Exercise:
Copy out all lines in the data below containing the string "JSON".

(Items from a figure collection)
^^^^

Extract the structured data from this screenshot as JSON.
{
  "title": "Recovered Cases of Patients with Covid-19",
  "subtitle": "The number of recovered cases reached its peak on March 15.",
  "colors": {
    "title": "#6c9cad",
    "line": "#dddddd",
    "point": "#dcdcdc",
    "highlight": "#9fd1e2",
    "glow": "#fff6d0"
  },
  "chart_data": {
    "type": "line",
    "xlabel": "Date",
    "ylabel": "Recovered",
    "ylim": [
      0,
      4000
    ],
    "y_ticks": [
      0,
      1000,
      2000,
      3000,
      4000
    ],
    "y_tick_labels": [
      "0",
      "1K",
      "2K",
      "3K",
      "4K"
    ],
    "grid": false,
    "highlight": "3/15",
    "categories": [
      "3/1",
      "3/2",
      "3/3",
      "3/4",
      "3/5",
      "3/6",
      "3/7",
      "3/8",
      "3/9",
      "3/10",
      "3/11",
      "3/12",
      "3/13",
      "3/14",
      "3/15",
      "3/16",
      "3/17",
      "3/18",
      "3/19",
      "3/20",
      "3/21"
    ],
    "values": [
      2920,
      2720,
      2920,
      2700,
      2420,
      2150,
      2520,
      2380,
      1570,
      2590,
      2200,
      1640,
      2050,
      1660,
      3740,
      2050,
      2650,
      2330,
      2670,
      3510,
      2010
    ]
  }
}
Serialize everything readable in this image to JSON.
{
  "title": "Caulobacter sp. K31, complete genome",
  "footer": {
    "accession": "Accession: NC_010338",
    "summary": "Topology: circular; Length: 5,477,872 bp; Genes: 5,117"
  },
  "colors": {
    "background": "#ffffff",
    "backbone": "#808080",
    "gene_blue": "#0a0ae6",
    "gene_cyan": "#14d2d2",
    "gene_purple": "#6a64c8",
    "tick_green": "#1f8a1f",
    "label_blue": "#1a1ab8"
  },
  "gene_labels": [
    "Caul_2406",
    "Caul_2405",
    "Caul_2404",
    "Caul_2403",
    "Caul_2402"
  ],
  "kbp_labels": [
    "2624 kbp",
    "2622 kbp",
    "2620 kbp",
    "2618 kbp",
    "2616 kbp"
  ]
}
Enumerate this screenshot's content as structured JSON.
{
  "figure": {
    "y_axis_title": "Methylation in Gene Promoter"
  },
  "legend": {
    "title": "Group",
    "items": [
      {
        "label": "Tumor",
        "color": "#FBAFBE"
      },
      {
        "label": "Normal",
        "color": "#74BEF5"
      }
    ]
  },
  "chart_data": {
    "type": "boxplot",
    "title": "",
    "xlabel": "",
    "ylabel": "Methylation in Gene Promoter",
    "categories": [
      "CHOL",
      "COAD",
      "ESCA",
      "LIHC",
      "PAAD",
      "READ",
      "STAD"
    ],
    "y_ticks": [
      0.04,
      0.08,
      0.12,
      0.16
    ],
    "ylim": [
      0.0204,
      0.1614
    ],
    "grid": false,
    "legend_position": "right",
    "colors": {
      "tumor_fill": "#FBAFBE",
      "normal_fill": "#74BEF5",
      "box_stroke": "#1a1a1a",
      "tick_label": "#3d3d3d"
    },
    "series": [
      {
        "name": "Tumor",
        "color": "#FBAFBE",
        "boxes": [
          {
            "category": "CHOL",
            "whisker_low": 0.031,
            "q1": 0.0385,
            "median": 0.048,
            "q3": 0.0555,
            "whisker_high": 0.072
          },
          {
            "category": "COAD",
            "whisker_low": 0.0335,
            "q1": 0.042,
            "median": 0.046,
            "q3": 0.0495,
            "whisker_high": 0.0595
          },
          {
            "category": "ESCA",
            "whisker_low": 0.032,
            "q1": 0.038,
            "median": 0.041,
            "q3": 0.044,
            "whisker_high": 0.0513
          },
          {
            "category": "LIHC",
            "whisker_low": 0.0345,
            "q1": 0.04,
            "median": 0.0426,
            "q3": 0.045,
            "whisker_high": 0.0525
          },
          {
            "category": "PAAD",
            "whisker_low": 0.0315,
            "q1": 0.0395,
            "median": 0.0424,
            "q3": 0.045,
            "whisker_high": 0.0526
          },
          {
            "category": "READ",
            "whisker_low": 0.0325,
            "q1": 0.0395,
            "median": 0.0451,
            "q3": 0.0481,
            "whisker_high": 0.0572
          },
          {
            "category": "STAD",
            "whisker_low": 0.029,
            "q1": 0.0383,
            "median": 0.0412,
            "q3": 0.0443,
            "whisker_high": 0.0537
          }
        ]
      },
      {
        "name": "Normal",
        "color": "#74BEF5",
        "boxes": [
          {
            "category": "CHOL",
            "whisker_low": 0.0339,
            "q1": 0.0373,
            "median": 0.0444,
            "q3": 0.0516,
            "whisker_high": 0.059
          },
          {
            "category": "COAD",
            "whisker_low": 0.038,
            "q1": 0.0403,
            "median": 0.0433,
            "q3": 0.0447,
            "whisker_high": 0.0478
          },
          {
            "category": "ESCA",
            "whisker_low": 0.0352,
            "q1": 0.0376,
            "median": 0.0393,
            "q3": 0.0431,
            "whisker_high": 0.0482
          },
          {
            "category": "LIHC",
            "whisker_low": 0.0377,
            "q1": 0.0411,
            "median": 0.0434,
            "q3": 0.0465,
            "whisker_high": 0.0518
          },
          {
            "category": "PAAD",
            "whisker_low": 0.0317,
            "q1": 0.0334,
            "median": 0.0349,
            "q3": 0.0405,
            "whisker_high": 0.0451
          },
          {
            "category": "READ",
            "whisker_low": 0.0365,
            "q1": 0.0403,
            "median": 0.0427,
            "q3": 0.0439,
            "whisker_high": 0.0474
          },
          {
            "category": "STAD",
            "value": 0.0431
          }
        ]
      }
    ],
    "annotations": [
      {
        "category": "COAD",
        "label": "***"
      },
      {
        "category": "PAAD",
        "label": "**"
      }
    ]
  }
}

^^^^

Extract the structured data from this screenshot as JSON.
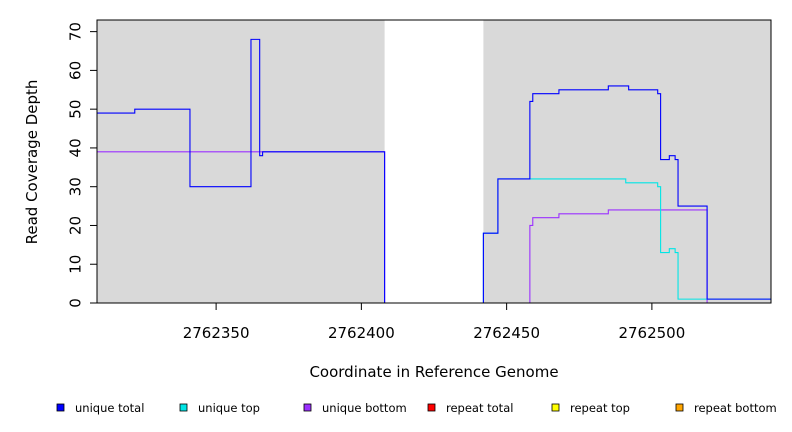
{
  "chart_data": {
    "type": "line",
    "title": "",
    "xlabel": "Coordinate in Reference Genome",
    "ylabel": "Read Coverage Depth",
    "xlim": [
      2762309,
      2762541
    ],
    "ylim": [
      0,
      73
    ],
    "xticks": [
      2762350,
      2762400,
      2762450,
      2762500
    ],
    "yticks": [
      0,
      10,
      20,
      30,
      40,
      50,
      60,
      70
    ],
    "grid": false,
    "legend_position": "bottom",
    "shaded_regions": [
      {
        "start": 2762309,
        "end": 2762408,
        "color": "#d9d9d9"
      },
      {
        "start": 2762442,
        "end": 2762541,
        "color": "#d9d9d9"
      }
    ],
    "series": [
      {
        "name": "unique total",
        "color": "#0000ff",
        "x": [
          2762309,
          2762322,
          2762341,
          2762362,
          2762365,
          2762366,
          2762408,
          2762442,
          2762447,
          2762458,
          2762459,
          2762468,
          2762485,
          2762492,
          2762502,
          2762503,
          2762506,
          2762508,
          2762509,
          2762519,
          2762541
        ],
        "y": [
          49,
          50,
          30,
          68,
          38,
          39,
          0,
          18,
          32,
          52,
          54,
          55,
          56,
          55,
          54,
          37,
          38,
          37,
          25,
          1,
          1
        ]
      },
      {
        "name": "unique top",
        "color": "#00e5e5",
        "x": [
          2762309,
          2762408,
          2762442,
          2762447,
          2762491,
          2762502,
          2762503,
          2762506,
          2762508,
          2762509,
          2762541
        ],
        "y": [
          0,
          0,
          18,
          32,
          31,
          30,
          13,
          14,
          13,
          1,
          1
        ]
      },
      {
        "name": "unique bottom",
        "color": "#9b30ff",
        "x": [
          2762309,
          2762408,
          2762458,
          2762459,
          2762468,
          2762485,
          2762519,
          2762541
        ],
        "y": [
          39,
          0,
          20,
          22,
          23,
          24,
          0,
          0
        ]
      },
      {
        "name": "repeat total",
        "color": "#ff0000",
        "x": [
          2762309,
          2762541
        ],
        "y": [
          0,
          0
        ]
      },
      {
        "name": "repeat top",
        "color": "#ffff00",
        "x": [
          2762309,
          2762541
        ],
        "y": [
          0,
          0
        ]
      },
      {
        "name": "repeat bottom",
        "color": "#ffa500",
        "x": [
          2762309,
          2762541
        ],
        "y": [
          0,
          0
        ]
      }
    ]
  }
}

^^^^

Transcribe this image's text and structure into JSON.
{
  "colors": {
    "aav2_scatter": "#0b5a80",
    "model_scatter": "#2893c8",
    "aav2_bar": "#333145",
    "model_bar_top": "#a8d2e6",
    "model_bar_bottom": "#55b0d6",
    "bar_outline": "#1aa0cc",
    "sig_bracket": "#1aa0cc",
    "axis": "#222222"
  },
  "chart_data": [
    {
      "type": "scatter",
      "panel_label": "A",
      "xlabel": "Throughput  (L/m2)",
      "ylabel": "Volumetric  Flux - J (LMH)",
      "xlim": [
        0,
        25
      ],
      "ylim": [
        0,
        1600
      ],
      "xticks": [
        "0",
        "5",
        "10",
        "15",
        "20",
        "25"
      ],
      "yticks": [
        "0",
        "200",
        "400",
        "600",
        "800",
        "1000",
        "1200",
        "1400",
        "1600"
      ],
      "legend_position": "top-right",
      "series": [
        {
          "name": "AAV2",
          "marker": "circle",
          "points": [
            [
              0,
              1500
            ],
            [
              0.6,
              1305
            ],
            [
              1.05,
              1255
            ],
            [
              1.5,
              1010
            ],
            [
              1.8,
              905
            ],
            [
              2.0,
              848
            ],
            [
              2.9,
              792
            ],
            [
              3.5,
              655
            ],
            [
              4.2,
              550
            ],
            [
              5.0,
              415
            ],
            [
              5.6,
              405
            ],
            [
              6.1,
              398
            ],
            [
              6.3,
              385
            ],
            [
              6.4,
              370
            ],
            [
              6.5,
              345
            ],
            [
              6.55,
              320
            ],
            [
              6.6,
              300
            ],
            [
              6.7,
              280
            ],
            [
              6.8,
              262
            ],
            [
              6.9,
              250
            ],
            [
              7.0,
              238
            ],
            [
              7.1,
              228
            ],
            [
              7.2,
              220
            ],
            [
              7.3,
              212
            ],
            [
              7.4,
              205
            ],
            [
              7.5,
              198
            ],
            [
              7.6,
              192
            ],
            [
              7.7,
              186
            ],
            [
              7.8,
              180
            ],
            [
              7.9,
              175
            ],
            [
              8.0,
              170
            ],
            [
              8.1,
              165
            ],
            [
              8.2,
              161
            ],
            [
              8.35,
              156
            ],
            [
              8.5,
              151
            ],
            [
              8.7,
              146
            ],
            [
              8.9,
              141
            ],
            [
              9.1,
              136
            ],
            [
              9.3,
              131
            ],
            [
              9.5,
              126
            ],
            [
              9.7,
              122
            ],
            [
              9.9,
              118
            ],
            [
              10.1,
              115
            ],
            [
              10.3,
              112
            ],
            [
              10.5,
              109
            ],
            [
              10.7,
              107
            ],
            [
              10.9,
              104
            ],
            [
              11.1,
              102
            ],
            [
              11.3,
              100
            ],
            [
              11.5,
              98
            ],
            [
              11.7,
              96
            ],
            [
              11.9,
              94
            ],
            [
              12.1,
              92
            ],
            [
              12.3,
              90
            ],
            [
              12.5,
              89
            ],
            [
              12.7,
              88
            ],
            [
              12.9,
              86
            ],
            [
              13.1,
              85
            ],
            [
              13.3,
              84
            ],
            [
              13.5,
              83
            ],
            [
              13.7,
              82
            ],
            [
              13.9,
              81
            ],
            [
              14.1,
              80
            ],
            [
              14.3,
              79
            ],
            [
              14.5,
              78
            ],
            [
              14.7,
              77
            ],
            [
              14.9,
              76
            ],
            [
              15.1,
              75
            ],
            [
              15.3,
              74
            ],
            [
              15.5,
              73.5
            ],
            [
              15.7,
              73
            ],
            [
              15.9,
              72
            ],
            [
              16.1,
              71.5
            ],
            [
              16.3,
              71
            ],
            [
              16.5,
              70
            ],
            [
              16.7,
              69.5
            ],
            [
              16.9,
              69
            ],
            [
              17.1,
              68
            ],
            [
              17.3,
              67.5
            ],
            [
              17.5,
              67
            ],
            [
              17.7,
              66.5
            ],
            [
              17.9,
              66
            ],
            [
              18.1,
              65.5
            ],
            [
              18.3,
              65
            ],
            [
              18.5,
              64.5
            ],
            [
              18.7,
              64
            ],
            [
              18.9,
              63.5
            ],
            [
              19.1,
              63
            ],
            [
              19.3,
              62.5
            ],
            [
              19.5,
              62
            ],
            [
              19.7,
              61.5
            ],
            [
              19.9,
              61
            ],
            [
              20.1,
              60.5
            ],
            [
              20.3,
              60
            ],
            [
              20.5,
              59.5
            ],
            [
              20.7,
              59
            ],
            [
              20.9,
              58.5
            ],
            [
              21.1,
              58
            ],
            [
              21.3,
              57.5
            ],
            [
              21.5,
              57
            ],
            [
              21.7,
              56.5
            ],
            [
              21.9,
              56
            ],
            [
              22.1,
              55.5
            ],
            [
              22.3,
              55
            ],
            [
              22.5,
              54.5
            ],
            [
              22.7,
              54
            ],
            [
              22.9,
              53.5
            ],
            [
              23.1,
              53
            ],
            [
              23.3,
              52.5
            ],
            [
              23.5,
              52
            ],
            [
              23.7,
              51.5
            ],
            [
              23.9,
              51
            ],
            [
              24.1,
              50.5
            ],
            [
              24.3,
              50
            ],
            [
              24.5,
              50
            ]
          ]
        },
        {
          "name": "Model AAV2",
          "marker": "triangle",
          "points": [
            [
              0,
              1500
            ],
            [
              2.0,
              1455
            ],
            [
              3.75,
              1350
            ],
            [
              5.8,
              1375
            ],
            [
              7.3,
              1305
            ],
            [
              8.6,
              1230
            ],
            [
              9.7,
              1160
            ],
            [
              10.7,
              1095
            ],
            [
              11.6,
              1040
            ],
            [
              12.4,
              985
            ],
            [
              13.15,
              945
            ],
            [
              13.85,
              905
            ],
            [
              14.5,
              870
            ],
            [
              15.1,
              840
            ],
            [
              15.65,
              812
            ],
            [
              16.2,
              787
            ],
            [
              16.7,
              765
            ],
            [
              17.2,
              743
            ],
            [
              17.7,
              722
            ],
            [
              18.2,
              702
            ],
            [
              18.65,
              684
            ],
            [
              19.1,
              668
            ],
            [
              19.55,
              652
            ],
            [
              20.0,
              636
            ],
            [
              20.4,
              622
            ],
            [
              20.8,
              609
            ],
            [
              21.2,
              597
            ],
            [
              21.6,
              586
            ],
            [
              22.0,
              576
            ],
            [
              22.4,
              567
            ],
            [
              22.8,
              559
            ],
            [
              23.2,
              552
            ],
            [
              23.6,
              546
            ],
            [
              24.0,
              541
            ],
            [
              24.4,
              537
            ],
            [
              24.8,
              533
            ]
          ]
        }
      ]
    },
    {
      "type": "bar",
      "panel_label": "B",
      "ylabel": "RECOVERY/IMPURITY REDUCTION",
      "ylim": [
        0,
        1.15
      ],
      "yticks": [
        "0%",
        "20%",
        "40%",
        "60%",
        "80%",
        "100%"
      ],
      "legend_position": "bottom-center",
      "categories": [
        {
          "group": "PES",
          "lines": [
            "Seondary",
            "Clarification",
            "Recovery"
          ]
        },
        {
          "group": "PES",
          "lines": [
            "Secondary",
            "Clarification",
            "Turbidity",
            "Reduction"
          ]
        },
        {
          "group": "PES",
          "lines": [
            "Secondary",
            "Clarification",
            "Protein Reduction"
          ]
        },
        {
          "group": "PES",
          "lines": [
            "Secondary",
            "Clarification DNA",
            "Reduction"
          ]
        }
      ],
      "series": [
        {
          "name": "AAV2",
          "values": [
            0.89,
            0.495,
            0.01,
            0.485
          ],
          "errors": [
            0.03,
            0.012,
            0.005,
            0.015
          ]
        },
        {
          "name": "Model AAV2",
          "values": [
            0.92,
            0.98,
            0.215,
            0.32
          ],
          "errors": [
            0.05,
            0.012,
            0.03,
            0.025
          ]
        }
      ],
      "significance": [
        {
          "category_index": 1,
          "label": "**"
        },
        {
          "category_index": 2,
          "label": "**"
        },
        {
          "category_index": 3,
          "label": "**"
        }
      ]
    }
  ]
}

^^^^

Answer:
Extract the structured data from this screenshot as JSON.
Serialize everything readable in this image to JSON.
Enumerate this screenshot's content as structured JSON.
Extract the structured data from this screenshot as JSON.
Transcribe this image's text and structure into JSON.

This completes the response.